Filter the entries below, keeping only lines with the word "ylabel".

-------------------------

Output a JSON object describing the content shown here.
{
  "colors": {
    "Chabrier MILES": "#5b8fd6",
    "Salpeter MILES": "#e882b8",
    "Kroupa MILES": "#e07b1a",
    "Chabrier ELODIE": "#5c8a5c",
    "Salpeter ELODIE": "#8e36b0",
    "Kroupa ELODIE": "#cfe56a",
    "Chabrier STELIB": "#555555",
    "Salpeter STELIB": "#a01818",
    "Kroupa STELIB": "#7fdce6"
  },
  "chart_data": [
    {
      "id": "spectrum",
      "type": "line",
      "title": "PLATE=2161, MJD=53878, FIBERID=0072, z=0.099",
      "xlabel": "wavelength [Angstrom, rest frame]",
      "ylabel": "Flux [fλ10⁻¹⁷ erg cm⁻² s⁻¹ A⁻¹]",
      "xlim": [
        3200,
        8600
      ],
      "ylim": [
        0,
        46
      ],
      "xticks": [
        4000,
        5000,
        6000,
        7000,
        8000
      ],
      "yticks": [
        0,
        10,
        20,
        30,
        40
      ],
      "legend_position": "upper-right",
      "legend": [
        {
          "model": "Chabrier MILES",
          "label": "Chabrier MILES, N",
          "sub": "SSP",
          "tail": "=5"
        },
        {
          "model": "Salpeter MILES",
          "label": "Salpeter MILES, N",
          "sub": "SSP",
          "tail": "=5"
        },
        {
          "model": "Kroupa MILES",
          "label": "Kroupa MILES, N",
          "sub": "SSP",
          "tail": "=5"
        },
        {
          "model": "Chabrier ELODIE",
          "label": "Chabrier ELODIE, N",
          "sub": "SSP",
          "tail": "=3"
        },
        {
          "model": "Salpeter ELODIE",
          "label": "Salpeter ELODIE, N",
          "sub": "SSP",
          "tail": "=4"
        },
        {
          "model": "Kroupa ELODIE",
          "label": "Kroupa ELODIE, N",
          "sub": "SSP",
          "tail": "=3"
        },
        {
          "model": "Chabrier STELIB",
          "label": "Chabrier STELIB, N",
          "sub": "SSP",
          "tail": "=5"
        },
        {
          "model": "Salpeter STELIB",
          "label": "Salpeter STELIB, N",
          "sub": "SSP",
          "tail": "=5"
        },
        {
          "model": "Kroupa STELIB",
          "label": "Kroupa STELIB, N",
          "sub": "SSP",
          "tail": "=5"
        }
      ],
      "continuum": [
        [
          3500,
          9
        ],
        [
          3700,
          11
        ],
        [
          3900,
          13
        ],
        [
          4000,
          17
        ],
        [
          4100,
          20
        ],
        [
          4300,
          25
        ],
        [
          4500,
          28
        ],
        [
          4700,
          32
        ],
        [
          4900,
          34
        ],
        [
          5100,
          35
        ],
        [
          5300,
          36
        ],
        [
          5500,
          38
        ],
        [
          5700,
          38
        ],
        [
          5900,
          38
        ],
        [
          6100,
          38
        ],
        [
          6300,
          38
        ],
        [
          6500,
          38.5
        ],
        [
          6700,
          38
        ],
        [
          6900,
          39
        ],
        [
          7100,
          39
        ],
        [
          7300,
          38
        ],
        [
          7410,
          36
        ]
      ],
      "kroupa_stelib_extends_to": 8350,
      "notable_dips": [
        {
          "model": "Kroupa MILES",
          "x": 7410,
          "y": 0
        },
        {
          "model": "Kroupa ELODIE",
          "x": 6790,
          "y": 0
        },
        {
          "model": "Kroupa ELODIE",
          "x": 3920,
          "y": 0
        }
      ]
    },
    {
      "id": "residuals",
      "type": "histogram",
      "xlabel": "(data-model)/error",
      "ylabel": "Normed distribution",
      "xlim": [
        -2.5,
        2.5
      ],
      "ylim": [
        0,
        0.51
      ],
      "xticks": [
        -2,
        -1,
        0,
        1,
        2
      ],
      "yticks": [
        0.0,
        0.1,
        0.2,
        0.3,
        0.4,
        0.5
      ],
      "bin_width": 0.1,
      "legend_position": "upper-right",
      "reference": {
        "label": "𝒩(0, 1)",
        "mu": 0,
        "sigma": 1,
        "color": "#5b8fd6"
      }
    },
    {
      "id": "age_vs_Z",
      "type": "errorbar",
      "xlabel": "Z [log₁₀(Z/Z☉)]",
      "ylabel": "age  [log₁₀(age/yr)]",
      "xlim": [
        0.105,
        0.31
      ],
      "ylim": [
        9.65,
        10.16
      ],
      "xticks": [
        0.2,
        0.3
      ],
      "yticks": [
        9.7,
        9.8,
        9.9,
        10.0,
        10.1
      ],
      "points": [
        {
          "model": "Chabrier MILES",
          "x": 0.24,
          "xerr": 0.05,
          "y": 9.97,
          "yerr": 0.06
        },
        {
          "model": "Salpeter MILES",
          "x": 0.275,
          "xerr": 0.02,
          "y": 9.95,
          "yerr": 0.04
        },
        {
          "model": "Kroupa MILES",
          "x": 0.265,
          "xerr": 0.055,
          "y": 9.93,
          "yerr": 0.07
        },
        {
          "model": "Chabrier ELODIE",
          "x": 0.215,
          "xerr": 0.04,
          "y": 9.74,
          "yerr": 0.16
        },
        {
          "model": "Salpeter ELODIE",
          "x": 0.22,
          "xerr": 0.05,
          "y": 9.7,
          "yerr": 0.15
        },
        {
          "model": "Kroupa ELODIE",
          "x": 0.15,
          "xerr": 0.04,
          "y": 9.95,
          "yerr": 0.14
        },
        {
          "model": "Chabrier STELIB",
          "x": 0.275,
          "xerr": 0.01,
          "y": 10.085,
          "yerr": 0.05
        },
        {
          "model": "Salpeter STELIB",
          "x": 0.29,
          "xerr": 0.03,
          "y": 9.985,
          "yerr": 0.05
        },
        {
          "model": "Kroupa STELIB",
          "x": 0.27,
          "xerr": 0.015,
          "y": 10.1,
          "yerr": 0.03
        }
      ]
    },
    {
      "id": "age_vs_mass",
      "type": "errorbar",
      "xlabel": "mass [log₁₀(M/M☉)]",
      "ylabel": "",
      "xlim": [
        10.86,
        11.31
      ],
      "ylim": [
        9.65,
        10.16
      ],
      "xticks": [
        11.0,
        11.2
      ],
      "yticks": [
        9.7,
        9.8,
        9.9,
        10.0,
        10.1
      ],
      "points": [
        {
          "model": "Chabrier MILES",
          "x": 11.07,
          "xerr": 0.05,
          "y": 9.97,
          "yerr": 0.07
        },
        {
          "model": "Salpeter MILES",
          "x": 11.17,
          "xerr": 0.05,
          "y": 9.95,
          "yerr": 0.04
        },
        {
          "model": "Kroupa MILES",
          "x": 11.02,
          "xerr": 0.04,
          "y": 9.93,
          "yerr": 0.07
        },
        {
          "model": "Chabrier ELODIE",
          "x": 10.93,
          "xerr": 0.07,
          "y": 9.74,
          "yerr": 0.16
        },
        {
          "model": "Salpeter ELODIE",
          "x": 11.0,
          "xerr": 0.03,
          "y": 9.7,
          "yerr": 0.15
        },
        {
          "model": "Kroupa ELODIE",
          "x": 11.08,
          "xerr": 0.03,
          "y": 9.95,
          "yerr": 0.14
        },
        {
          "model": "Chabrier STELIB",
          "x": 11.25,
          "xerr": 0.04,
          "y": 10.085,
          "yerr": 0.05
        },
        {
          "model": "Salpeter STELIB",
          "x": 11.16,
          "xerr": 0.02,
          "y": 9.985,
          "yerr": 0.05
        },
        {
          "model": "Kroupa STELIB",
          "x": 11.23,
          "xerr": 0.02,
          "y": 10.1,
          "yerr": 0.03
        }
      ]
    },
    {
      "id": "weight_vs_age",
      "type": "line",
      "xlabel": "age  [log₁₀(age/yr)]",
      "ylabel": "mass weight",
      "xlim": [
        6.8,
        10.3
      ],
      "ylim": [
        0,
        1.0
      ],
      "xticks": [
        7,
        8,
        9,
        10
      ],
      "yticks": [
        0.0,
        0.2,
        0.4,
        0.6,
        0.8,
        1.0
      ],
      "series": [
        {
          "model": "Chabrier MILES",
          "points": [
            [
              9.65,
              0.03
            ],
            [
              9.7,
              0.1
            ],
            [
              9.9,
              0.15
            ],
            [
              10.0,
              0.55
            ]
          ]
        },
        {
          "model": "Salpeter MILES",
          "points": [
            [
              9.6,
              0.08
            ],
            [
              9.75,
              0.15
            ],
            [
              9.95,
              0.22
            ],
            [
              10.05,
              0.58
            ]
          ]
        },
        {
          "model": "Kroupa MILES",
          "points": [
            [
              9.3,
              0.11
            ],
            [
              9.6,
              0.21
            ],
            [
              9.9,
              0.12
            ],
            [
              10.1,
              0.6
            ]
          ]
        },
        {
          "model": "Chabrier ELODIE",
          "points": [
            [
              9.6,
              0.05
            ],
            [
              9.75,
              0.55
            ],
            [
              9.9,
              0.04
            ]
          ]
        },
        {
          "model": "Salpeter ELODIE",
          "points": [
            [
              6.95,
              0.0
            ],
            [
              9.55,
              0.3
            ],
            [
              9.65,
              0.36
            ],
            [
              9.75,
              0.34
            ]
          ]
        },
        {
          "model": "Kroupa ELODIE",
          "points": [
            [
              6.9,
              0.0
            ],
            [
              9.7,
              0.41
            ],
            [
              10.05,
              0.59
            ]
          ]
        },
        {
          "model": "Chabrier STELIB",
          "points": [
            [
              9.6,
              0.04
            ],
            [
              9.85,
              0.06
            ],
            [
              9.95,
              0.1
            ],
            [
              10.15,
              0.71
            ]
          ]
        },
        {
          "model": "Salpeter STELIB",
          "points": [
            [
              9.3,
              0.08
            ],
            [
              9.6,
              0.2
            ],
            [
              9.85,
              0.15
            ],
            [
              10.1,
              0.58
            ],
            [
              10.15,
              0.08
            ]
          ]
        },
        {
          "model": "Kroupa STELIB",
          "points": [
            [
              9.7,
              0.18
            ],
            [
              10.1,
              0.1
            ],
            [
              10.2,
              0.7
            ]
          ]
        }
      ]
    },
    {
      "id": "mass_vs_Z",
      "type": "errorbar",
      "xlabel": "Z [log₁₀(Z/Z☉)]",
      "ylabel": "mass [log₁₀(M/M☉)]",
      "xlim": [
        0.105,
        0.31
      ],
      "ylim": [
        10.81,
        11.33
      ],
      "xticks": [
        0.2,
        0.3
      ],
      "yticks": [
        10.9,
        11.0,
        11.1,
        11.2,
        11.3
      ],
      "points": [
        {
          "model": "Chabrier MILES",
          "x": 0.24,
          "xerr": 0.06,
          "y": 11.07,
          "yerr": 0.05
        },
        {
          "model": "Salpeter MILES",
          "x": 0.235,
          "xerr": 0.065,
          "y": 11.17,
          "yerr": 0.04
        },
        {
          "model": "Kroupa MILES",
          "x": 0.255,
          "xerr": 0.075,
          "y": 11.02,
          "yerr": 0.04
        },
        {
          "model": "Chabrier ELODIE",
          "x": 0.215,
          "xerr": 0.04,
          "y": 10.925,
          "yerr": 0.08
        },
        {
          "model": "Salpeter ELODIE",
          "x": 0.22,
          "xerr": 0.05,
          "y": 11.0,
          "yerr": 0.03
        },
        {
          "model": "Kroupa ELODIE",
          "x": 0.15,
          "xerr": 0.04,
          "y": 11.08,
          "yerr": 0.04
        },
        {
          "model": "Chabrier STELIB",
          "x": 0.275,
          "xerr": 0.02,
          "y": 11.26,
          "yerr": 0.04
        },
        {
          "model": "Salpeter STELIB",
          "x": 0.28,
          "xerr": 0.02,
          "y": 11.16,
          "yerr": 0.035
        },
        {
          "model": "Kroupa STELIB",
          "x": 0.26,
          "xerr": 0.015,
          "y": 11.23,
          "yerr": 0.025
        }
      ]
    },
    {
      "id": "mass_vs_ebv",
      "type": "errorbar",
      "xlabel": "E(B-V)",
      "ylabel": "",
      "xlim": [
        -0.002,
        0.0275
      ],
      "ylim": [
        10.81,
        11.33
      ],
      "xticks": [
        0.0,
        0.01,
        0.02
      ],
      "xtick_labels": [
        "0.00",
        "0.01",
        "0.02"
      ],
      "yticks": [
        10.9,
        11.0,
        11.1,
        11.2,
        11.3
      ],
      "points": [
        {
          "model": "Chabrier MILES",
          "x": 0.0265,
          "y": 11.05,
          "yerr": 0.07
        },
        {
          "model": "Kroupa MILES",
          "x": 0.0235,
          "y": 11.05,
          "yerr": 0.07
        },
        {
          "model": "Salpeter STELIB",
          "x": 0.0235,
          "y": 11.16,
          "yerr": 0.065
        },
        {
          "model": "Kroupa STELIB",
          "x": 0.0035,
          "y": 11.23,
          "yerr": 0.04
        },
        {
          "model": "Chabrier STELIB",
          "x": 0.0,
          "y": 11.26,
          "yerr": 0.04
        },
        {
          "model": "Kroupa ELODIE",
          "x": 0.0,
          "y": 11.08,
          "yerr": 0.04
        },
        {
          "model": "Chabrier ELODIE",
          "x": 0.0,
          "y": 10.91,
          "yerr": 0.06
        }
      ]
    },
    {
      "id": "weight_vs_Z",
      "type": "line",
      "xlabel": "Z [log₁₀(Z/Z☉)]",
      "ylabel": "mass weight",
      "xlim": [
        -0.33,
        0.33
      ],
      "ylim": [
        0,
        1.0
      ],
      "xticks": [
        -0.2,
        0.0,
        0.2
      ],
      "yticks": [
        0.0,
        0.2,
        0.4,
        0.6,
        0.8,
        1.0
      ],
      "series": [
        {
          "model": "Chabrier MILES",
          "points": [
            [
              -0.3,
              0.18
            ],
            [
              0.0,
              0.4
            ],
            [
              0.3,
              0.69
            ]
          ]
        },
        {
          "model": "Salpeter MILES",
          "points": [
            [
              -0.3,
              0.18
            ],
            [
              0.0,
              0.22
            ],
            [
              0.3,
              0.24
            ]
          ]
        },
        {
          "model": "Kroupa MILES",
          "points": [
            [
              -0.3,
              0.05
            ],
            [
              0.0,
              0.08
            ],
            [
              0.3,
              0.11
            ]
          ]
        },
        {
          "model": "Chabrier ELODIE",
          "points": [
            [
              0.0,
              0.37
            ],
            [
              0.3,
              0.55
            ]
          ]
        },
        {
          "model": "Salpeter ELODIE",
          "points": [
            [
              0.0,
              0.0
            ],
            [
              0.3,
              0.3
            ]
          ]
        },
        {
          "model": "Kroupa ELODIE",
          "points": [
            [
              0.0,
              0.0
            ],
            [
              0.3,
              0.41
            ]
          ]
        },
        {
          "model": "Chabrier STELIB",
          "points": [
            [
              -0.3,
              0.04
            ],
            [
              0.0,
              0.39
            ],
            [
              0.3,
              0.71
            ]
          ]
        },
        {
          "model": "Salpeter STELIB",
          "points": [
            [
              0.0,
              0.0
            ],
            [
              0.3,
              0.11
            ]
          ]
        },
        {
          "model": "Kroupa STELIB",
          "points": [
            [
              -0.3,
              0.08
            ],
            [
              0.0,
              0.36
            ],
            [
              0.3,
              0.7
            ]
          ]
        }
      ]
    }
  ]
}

-------------------------

• [EXPECTED OUTPUT]:
      "ylabel": "Flux [fλ10⁻¹⁷ erg cm⁻² s⁻¹ A⁻¹]",
      "ylabel": "Normed distribution",
      "ylabel": "age  [log₁₀(age/yr)]",
      "ylabel": "",
      "ylabel": "mass weight",
      "ylabel": "mass [log₁₀(M/M☉)]",
      "ylabel": "",
      "ylabel": "mass weight",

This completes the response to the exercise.